Please work out how many lines in the material contain "color" and give only that figure.
======== Data for the task ========
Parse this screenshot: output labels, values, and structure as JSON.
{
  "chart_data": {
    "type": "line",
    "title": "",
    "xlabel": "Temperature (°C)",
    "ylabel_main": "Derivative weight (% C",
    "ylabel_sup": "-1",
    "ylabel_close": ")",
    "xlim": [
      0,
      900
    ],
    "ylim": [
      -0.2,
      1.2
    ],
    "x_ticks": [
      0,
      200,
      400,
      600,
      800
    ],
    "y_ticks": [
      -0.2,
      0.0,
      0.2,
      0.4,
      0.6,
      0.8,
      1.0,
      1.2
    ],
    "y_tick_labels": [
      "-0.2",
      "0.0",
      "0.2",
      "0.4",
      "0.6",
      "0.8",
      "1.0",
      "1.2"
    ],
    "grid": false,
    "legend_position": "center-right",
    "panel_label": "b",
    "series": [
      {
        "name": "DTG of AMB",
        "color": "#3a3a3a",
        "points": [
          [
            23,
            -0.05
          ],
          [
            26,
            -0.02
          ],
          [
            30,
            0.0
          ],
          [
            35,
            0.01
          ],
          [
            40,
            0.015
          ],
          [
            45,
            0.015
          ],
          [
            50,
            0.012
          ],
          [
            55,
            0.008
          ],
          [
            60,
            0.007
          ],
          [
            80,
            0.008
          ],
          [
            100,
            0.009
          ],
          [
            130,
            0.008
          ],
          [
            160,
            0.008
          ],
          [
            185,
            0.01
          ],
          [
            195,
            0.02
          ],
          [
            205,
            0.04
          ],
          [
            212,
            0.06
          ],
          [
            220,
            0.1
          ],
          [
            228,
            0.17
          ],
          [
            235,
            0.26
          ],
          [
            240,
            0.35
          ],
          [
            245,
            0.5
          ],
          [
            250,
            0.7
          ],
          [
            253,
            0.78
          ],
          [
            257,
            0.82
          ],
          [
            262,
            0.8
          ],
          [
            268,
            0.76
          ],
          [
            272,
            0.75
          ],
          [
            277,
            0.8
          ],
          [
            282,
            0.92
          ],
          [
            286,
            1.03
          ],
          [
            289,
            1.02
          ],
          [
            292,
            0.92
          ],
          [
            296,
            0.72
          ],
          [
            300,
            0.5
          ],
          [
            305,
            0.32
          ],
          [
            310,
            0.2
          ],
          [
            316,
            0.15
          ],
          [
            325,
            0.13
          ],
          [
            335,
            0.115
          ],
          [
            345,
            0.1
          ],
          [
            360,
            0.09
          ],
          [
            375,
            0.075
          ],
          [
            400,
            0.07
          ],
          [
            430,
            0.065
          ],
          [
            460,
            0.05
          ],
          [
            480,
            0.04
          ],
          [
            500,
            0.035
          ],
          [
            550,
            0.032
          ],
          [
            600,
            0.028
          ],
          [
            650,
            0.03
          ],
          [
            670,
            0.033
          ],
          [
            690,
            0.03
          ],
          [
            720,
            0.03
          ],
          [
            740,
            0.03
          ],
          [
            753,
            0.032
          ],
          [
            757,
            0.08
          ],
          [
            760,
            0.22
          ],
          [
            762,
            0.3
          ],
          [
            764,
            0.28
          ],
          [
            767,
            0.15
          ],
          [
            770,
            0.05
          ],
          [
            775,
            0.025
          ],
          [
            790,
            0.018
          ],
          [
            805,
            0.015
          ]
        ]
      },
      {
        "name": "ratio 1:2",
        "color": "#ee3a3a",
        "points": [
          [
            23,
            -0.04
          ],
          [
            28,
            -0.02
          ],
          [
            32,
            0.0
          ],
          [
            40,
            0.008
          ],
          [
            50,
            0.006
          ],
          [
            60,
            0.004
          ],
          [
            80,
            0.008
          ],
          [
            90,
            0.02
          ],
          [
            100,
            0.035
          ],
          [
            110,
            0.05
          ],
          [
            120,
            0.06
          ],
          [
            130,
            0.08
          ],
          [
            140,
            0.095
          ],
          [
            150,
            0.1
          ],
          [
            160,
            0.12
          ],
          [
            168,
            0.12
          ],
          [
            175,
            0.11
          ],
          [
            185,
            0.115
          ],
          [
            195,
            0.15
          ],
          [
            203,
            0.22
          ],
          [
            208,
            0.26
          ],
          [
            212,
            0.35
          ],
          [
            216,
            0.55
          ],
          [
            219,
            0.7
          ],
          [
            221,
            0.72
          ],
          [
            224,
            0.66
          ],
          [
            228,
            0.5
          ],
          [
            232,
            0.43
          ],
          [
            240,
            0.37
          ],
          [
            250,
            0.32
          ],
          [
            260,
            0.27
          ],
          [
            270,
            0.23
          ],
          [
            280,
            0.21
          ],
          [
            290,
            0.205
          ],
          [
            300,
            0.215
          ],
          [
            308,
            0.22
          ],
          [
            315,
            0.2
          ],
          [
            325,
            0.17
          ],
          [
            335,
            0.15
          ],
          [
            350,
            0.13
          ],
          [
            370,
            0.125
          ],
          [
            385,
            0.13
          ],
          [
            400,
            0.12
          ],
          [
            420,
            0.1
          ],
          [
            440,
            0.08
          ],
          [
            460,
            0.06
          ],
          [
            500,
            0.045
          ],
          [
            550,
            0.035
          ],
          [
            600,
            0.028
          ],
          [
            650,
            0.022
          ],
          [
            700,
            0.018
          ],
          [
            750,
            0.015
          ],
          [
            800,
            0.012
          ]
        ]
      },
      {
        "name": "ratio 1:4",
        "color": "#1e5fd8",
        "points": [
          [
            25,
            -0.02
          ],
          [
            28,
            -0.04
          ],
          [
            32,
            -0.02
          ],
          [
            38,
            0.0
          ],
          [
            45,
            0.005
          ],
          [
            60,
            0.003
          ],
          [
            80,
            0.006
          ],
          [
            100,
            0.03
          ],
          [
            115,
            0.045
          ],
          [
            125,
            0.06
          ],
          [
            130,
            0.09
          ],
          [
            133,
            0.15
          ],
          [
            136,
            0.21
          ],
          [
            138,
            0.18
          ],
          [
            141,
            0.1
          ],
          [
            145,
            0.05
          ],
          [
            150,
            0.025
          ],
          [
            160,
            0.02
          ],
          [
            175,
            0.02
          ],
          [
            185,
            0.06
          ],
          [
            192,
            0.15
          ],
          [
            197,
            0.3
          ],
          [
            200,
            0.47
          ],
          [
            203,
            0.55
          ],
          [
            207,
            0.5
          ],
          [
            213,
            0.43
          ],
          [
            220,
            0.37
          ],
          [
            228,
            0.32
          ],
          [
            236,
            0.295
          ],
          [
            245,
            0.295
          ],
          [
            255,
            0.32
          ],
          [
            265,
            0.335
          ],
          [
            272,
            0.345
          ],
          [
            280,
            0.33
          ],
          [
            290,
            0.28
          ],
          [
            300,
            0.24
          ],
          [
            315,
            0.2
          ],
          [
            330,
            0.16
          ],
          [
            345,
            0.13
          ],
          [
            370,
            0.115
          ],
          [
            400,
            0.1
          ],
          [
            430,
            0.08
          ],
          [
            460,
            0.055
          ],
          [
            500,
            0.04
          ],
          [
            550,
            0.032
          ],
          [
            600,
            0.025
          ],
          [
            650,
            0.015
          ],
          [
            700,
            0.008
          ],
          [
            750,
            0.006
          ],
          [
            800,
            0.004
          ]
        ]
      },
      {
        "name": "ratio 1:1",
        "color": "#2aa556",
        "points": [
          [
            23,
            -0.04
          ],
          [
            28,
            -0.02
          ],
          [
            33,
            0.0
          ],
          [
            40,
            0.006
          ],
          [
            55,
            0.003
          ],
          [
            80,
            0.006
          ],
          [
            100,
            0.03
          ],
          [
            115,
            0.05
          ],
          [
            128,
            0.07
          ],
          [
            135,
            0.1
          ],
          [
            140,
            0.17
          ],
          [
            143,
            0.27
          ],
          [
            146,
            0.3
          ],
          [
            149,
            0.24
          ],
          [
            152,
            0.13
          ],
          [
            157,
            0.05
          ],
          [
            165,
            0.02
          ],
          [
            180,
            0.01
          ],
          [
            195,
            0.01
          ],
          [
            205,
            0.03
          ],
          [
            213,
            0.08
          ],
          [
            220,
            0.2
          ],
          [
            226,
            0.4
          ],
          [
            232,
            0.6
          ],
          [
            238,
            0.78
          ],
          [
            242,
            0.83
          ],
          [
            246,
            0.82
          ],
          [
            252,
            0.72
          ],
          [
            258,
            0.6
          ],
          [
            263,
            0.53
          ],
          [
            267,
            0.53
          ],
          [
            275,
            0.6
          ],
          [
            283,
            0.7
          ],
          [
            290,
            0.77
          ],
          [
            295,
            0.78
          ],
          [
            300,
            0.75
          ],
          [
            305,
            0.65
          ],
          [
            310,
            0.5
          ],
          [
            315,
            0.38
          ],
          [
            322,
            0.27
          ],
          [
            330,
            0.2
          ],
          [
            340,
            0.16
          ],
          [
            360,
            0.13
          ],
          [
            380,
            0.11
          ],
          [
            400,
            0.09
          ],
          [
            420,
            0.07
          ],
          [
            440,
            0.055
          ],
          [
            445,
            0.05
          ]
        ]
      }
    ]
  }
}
========
[Finished exercise] 4